Rows from a dataset

^^^^^^^^

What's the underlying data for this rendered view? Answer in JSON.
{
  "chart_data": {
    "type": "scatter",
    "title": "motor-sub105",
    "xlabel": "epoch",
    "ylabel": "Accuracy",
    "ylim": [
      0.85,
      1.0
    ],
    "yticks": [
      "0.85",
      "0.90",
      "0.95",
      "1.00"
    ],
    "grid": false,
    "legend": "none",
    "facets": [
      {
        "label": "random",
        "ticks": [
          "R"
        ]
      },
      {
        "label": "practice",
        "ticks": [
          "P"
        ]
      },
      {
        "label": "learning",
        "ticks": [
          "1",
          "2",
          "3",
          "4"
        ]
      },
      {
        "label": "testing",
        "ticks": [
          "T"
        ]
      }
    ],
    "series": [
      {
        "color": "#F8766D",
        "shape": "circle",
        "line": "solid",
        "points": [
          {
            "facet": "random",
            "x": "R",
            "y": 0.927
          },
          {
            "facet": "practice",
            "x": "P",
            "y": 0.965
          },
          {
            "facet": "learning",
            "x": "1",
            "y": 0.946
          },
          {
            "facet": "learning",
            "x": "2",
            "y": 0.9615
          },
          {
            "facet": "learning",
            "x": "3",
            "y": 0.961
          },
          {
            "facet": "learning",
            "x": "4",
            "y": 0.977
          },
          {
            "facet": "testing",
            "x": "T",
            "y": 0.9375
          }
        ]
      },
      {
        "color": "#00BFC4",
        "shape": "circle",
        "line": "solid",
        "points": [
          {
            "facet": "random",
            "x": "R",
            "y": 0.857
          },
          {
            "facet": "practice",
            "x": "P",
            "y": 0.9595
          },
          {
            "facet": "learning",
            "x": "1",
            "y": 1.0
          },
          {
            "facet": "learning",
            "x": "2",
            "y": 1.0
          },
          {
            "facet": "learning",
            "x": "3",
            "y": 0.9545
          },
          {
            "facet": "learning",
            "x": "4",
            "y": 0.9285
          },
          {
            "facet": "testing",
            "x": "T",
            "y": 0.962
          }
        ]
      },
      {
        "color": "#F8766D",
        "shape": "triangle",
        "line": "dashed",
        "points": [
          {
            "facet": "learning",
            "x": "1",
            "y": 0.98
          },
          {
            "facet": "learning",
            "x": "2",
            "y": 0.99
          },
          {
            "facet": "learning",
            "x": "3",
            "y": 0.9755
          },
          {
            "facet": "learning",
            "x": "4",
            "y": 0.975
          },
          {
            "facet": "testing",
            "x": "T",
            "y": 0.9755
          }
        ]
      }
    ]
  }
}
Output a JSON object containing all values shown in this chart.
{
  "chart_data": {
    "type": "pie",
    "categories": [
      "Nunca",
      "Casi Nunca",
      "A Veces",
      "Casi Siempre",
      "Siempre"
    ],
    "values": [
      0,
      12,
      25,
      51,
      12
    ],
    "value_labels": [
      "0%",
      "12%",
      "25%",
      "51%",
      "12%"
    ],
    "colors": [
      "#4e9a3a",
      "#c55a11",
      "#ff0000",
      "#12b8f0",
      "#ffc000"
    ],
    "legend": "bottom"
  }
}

^^^^^^^^

* _AIM_
Using the data above, output each line exactly.

* _TASK RESPONSE_
What's the underlying data for this rendered view? Answer in JSON.
{
  "chart_data": {
    "type": "scatter",
    "title": "motor-sub105",
    "xlabel": "epoch",
    "ylabel": "Accuracy",
    "ylim": [
      0.85,
      1.0
    ],
    "yticks": [
      "0.85",
      "0.90",
      "0.95",
      "1.00"
    ],
    "grid": false,
    "legend": "none",
    "facets": [
      {
        "label": "random",
        "ticks": [
          "R"
        ]
      },
      {
        "label": "practice",
        "ticks": [
          "P"
        ]
      },
      {
        "label": "learning",
        "ticks": [
          "1",
          "2",
          "3",
          "4"
        ]
      },
      {
        "label": "testing",
        "ticks": [
          "T"
        ]
      }
    ],
    "series": [
      {
        "color": "#F8766D",
        "shape": "circle",
        "line": "solid",
        "points": [
          {
            "facet": "random",
            "x": "R",
            "y": 0.927
          },
          {
            "facet": "practice",
            "x": "P",
            "y": 0.965
          },
          {
            "facet": "learning",
            "x": "1",
            "y": 0.946
          },
          {
            "facet": "learning",
            "x": "2",
            "y": 0.9615
          },
          {
            "facet": "learning",
            "x": "3",
            "y": 0.961
          },
          {
            "facet": "learning",
            "x": "4",
            "y": 0.977
          },
          {
            "facet": "testing",
            "x": "T",
            "y": 0.9375
          }
        ]
      },
      {
        "color": "#00BFC4",
        "shape": "circle",
        "line": "solid",
        "points": [
          {
            "facet": "random",
            "x": "R",
            "y": 0.857
          },
          {
            "facet": "practice",
            "x": "P",
            "y": 0.9595
          },
          {
            "facet": "learning",
            "x": "1",
            "y": 1.0
          },
          {
            "facet": "learning",
            "x": "2",
            "y": 1.0
          },
          {
            "facet": "learning",
            "x": "3",
            "y": 0.9545
          },
          {
            "facet": "learning",
            "x": "4",
            "y": 0.9285
          },
          {
            "facet": "testing",
            "x": "T",
            "y": 0.962
          }
        ]
      },
      {
        "color": "#F8766D",
        "shape": "triangle",
        "line": "dashed",
        "points": [
          {
            "facet": "learning",
            "x": "1",
            "y": 0.98
          },
          {
            "facet": "learning",
            "x": "2",
            "y": 0.99
          },
          {
            "facet": "learning",
            "x": "3",
            "y": 0.9755
          },
          {
            "facet": "learning",
            "x": "4",
            "y": 0.975
          },
          {
            "facet": "testing",
            "x": "T",
            "y": 0.9755
          }
        ]
      }
    ]
  }
}
Output a JSON object containing all values shown in this chart.
{
  "chart_data": {
    "type": "pie",
    "categories": [
      "Nunca",
      "Casi Nunca",
      "A Veces",
      "Casi Siempre",
      "Siempre"
    ],
    "values": [
      0,
      12,
      25,
      51,
      12
    ],
    "value_labels": [
      "0%",
      "12%",
      "25%",
      "51%",
      "12%"
    ],
    "colors": [
      "#4e9a3a",
      "#c55a11",
      "#ff0000",
      "#12b8f0",
      "#ffc000"
    ],
    "legend": "bottom"
  }
}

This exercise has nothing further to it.